What is asked -
Leave the pictures aside and write out exactly every line from the one containing "Transcribe this image's" through the last line.

Data entries -
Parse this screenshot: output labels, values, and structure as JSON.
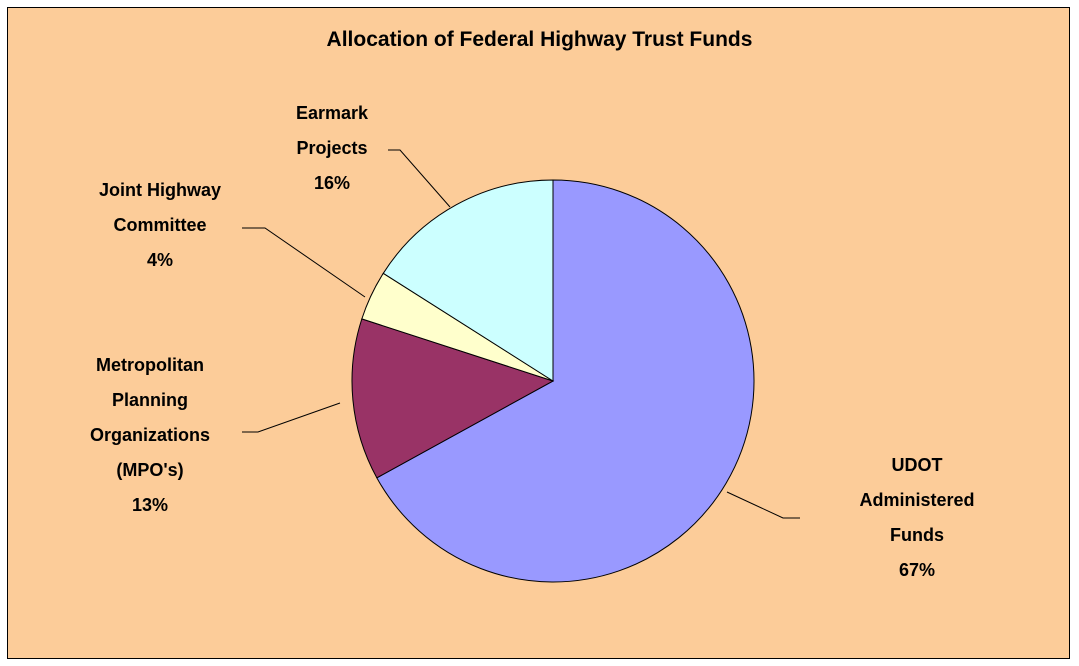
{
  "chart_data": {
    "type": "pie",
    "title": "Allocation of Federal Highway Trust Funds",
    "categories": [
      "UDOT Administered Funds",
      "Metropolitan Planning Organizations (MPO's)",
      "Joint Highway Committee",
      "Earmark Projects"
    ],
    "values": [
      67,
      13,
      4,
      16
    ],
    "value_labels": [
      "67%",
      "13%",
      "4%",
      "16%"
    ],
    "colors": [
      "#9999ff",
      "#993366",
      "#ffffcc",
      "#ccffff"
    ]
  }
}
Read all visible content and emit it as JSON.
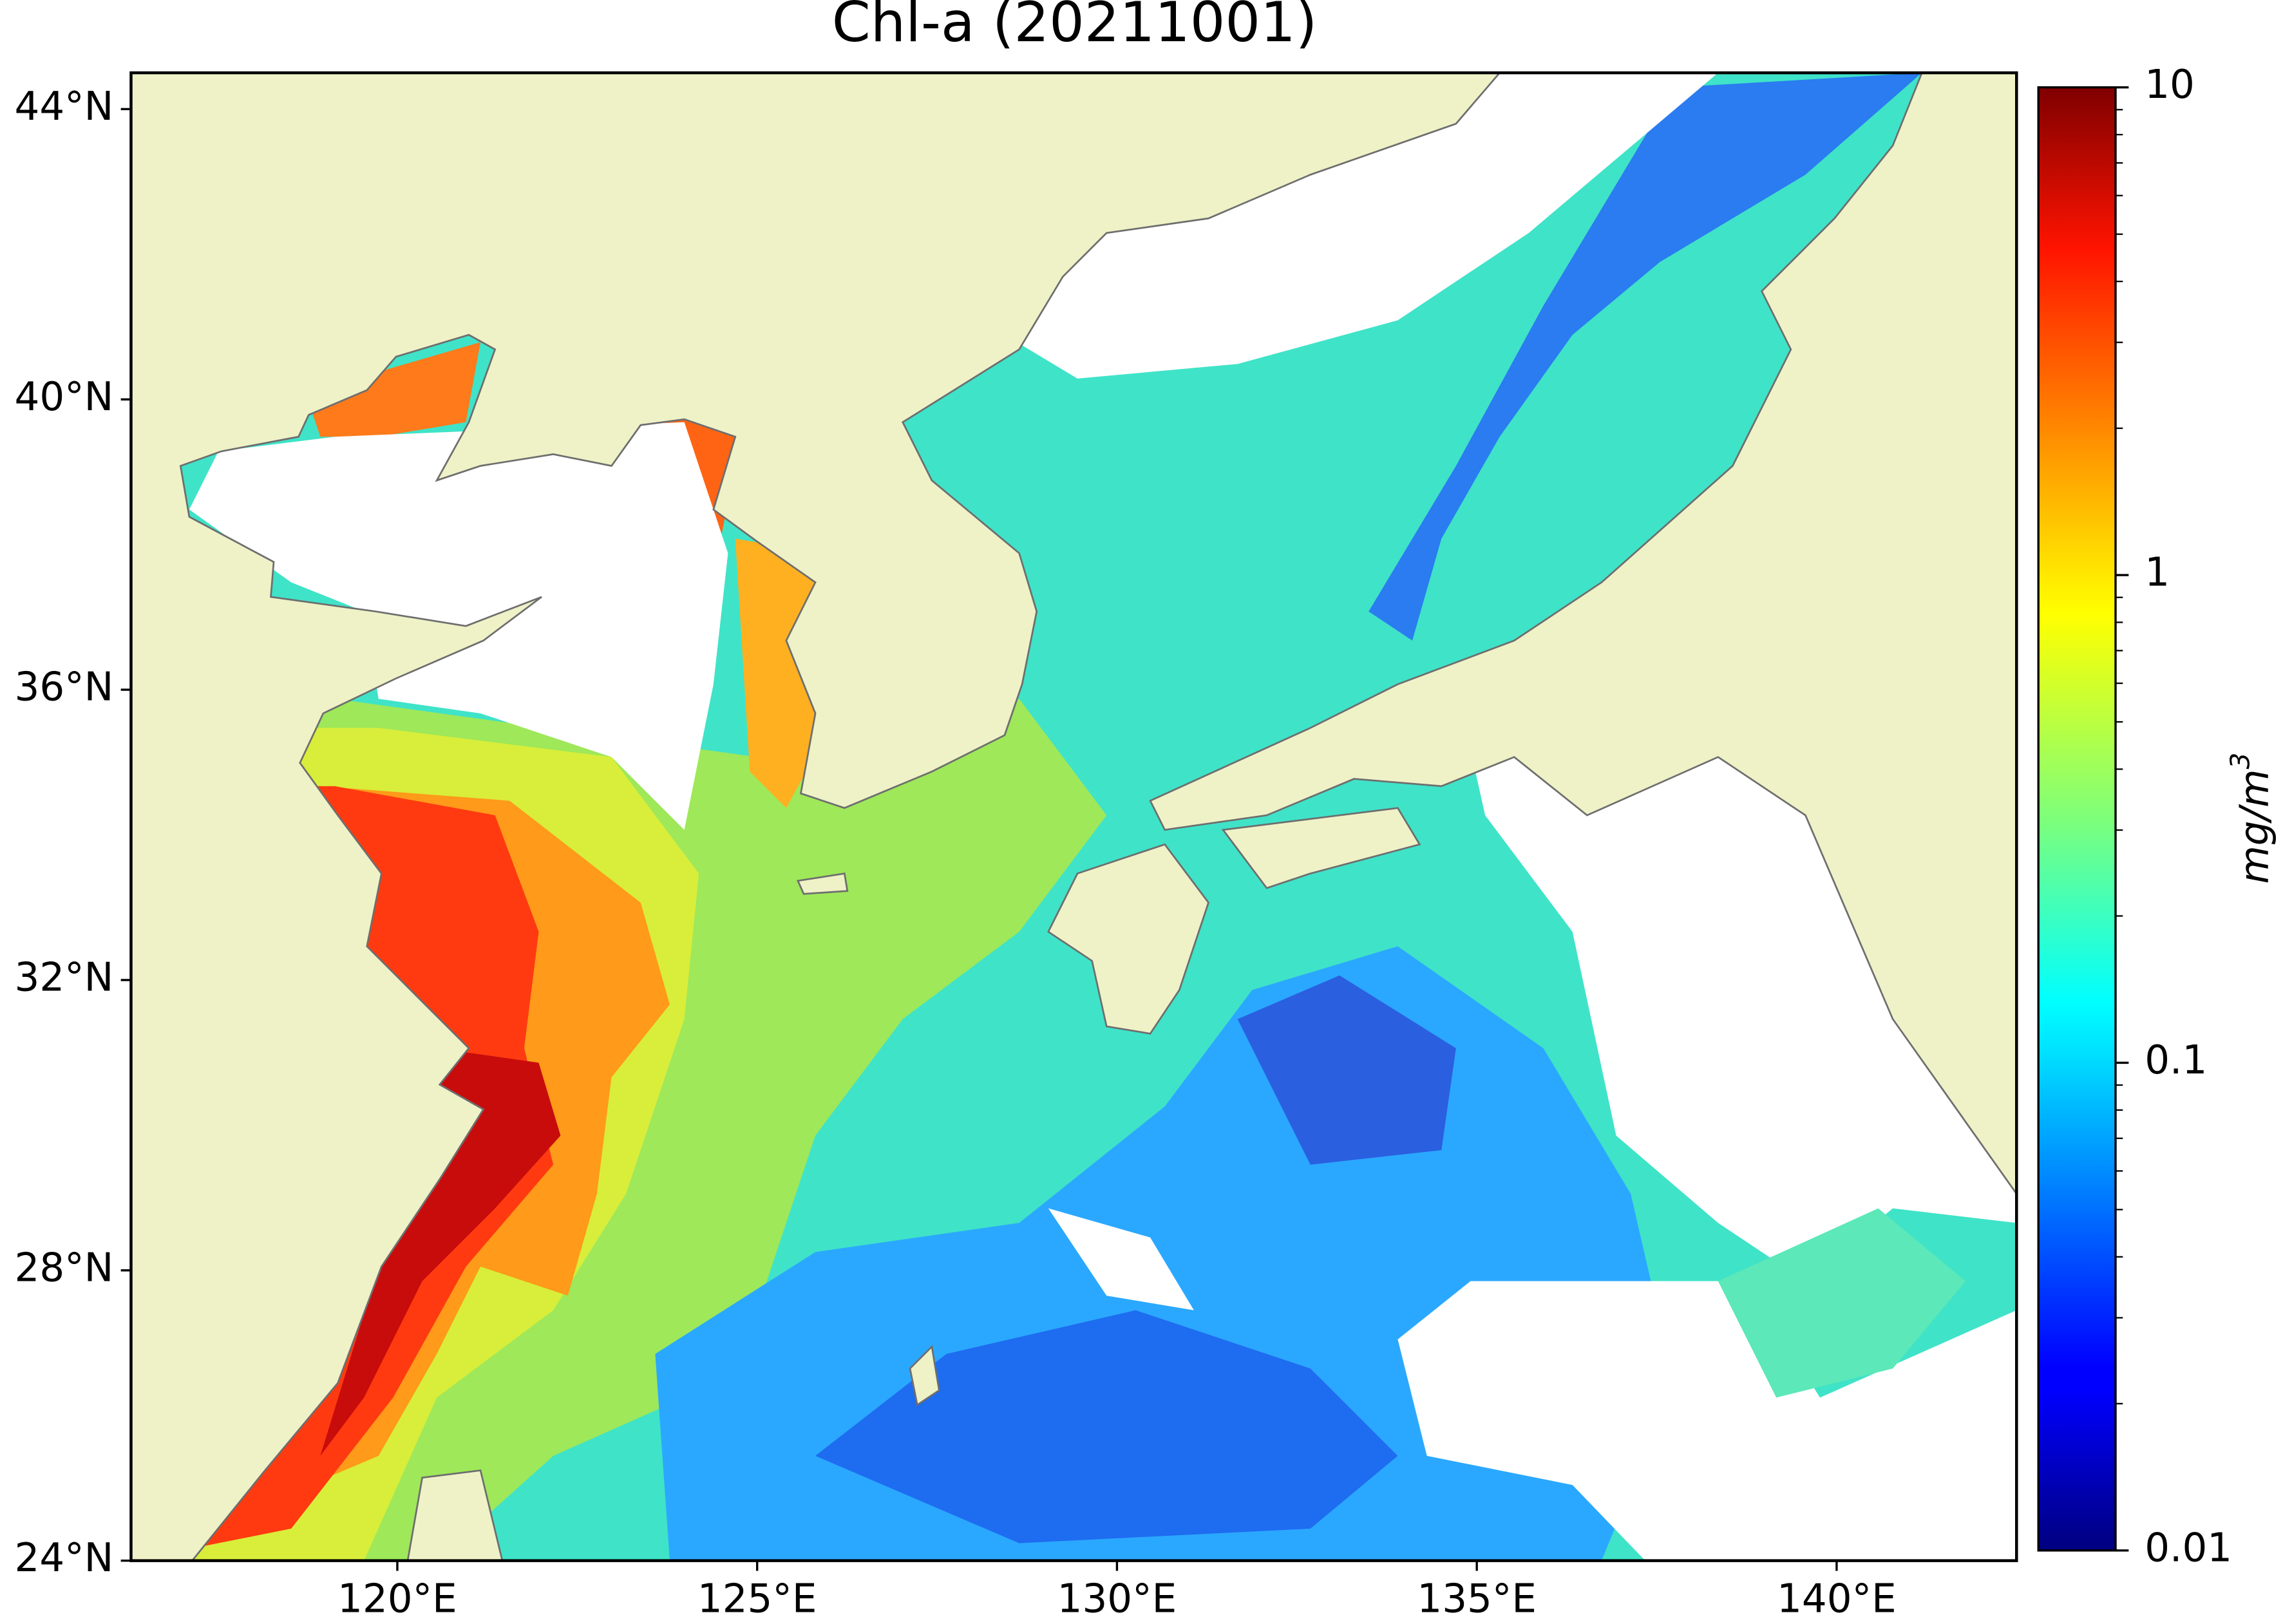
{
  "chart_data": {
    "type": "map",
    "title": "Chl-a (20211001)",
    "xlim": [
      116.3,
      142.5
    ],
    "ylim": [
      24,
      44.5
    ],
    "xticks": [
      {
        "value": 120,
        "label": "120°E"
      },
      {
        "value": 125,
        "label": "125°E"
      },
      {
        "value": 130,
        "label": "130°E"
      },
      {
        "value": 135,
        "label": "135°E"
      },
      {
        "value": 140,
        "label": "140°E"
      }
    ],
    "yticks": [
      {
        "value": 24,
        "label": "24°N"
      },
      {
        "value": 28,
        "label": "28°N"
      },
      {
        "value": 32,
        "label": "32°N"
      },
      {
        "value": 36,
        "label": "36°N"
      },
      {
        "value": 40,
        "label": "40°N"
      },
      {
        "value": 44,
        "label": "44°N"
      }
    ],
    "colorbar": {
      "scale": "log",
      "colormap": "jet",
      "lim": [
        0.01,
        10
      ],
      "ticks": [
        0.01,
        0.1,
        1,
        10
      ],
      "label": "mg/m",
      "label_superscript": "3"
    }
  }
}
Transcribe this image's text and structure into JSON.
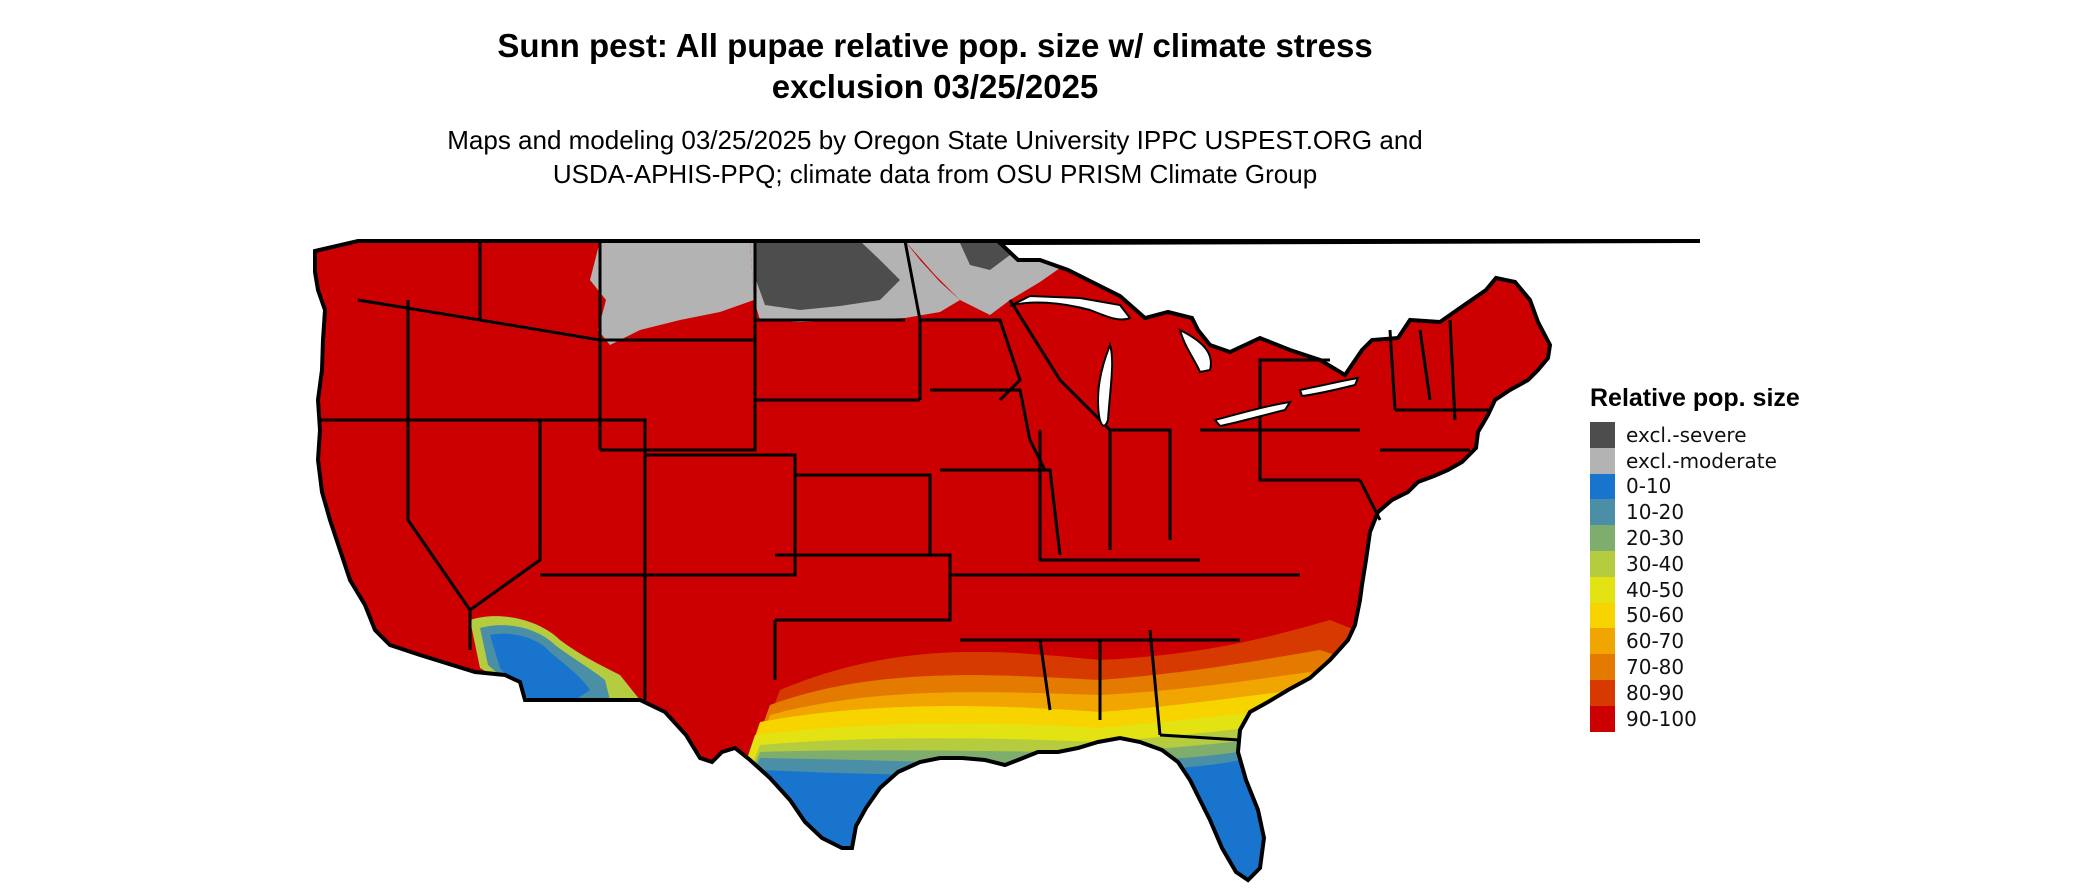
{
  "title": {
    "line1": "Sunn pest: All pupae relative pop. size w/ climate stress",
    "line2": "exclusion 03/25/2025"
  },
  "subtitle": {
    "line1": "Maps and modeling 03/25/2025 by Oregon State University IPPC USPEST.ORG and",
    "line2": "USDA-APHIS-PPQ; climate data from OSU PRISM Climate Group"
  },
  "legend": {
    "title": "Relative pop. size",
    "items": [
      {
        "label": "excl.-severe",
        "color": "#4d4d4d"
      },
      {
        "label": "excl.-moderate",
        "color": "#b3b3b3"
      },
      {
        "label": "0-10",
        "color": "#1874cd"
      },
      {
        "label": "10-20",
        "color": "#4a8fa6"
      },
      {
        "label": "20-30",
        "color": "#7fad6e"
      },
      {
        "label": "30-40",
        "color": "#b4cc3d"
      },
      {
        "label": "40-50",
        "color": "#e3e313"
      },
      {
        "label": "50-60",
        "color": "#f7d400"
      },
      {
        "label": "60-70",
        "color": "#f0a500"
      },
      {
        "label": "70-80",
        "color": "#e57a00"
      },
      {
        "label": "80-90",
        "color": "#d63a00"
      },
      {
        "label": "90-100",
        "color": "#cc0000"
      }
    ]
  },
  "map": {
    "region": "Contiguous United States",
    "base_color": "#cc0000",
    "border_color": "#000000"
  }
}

Solution for this exercise -
Transcribe this image's text and structure into JSON.
{
  "title": {
    "line1": "Sunn pest: All pupae relative pop. size w/ climate stress",
    "line2": "exclusion 03/25/2025"
  },
  "subtitle": {
    "line1": "Maps and modeling 03/25/2025 by Oregon State University IPPC USPEST.ORG and",
    "line2": "USDA-APHIS-PPQ; climate data from OSU PRISM Climate Group"
  },
  "legend": {
    "title": "Relative pop. size",
    "items": [
      {
        "label": "excl.-severe",
        "color": "#4d4d4d"
      },
      {
        "label": "excl.-moderate",
        "color": "#b3b3b3"
      },
      {
        "label": "0-10",
        "color": "#1874cd"
      },
      {
        "label": "10-20",
        "color": "#4a8fa6"
      },
      {
        "label": "20-30",
        "color": "#7fad6e"
      },
      {
        "label": "30-40",
        "color": "#b4cc3d"
      },
      {
        "label": "40-50",
        "color": "#e3e313"
      },
      {
        "label": "50-60",
        "color": "#f7d400"
      },
      {
        "label": "60-70",
        "color": "#f0a500"
      },
      {
        "label": "70-80",
        "color": "#e57a00"
      },
      {
        "label": "80-90",
        "color": "#d63a00"
      },
      {
        "label": "90-100",
        "color": "#cc0000"
      }
    ]
  },
  "map": {
    "region": "Contiguous United States",
    "base_color": "#cc0000",
    "border_color": "#000000"
  }
}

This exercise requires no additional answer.